Identify the lines that contain the string "安全系数取", then copy each of them.

The input:
====

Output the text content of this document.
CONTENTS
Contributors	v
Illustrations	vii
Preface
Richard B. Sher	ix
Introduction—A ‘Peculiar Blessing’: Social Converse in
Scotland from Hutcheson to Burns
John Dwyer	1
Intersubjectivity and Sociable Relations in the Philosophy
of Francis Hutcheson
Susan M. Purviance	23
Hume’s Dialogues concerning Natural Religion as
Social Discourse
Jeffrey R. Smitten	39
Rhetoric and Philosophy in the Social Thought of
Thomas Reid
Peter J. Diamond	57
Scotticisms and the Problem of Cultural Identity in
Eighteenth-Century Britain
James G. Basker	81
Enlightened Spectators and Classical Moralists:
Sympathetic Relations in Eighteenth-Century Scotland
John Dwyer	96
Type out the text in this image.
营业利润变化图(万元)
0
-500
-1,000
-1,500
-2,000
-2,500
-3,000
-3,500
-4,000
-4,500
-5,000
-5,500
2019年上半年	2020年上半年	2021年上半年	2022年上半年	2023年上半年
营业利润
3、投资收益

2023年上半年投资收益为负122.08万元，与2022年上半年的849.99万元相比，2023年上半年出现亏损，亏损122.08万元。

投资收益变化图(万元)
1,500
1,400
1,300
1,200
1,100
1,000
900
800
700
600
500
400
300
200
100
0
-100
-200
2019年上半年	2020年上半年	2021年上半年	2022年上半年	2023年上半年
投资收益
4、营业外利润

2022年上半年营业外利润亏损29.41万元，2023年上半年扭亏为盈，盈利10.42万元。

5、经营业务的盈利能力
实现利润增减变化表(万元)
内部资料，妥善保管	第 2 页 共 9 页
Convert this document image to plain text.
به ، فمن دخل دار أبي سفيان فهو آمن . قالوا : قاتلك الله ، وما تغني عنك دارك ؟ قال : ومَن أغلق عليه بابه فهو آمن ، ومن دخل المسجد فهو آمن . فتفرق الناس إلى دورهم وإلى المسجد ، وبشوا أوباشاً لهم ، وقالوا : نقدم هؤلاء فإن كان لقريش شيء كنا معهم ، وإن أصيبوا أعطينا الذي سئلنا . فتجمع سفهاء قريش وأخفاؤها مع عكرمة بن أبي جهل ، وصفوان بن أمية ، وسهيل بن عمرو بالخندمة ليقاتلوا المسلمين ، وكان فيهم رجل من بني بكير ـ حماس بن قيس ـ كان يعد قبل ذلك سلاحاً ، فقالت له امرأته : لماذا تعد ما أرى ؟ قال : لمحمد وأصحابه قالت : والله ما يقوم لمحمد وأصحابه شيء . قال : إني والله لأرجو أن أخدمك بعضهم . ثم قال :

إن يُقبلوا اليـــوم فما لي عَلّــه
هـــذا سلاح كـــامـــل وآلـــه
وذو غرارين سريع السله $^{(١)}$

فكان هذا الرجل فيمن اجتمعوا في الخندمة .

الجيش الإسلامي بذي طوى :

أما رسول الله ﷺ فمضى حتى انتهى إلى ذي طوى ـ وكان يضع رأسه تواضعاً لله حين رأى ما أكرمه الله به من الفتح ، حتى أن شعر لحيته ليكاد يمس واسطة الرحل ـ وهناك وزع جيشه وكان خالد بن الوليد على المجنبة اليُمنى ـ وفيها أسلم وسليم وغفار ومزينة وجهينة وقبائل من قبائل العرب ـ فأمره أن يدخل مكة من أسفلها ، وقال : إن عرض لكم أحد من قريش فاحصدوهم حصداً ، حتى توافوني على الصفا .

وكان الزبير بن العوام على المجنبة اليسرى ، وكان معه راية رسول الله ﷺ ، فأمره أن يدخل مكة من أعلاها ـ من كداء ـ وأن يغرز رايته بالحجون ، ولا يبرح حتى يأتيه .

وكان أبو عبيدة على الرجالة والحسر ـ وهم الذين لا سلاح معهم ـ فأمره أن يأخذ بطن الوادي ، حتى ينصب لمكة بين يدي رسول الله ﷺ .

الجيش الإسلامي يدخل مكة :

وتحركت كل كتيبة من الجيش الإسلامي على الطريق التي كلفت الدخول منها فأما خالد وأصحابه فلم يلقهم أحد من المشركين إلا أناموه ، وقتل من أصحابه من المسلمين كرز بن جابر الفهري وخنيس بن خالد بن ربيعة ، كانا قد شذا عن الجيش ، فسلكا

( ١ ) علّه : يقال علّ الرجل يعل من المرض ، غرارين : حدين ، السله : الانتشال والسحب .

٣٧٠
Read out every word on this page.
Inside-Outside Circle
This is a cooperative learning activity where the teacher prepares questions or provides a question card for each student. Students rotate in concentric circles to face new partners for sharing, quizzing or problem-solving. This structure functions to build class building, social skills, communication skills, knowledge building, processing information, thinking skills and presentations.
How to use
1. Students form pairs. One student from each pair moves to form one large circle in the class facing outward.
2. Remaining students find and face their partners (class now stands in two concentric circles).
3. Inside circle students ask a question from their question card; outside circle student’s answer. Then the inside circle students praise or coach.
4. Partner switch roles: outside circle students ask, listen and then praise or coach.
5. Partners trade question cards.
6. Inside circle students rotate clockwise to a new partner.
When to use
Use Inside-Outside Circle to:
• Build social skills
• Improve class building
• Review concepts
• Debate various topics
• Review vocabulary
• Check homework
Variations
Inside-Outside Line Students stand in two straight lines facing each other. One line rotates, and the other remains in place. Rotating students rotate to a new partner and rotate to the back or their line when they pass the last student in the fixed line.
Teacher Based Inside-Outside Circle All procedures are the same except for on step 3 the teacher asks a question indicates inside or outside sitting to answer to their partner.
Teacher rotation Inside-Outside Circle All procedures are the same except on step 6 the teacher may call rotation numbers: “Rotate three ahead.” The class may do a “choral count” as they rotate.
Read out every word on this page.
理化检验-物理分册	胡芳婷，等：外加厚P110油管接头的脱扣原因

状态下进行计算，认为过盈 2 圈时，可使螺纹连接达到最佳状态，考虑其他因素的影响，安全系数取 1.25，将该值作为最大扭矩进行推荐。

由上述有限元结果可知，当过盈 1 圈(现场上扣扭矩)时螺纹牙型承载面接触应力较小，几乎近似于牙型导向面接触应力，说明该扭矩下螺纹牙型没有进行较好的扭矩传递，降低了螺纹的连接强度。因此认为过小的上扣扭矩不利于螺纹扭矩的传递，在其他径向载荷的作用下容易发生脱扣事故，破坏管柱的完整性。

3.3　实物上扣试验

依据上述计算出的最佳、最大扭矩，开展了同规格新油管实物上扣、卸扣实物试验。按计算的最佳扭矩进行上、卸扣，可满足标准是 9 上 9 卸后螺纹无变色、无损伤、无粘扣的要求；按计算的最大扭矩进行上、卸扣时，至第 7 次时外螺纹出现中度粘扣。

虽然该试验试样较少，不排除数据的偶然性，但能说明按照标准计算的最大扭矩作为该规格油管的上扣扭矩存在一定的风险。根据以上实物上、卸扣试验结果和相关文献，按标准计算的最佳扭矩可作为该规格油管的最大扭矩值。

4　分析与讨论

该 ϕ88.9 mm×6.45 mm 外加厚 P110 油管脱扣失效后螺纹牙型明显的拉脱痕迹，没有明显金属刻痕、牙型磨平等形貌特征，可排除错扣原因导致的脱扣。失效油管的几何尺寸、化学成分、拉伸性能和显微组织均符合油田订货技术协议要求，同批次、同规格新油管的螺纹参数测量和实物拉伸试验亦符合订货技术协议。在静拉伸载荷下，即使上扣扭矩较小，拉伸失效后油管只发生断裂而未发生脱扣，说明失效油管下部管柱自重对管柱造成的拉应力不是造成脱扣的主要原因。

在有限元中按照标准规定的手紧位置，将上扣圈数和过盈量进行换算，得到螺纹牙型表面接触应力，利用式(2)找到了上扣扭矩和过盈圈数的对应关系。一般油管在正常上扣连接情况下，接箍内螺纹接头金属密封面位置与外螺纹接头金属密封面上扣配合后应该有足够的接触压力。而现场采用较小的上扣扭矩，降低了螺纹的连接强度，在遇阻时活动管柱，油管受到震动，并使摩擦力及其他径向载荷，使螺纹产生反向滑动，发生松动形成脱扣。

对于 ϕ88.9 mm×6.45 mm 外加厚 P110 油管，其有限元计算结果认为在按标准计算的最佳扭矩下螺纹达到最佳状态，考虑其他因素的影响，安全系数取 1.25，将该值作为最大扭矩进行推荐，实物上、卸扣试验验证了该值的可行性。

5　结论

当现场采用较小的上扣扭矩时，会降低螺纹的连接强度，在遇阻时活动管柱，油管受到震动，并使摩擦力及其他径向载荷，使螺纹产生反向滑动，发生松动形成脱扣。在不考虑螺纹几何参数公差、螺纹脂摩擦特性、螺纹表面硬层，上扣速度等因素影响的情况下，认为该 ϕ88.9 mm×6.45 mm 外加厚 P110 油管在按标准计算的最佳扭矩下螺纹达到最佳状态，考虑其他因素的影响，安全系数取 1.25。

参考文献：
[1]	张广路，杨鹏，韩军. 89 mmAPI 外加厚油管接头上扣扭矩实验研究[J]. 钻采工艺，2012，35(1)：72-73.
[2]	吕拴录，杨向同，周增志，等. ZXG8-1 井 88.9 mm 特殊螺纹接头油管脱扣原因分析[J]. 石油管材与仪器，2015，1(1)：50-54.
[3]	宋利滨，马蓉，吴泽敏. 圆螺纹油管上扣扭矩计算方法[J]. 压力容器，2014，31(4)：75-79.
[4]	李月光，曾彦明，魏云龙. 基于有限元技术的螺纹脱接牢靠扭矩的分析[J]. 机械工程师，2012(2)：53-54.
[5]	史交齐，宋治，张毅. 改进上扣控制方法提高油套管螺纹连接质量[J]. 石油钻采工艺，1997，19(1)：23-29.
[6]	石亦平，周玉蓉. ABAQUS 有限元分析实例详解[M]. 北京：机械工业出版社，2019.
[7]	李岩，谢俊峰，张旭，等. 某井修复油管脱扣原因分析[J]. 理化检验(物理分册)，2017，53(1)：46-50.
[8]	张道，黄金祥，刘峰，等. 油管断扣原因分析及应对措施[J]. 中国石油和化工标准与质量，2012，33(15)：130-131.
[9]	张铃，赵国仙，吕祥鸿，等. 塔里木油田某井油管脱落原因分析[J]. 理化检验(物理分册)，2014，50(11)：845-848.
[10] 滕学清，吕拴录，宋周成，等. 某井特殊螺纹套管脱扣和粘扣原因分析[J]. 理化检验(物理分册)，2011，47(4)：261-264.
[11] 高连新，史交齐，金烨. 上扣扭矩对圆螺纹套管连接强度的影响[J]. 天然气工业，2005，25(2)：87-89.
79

====

Result below:
状态下进行计算，认为过盈 2 圈时，可使螺纹连接达到最佳状态，考虑其他因素的影响，安全系数取 1.25，将该值作为最大扭矩进行推荐。
对于 ϕ88.9 mm×6.45 mm 外加厚 P110 油管，其有限元计算结果认为在按标准计算的最佳扭矩下螺纹达到最佳状态，考虑其他因素的影响，安全系数取 1.25，将该值作为最大扭矩进行推荐，实物上、卸扣试验验证了该值的可行性。
当现场采用较小的上扣扭矩时，会降低螺纹的连接强度，在遇阻时活动管柱，油管受到震动，并使摩擦力及其他径向载荷，使螺纹产生反向滑动，发生松动形成脱扣。在不考虑螺纹几何参数公差、螺纹脂摩擦特性、螺纹表面硬层，上扣速度等因素影响的情况下，认为该 ϕ88.9 mm×6.45 mm 外加厚 P110 油管在按标准计算的最佳扭矩下螺纹达到最佳状态，考虑其他因素的影响，安全系数取 1.25。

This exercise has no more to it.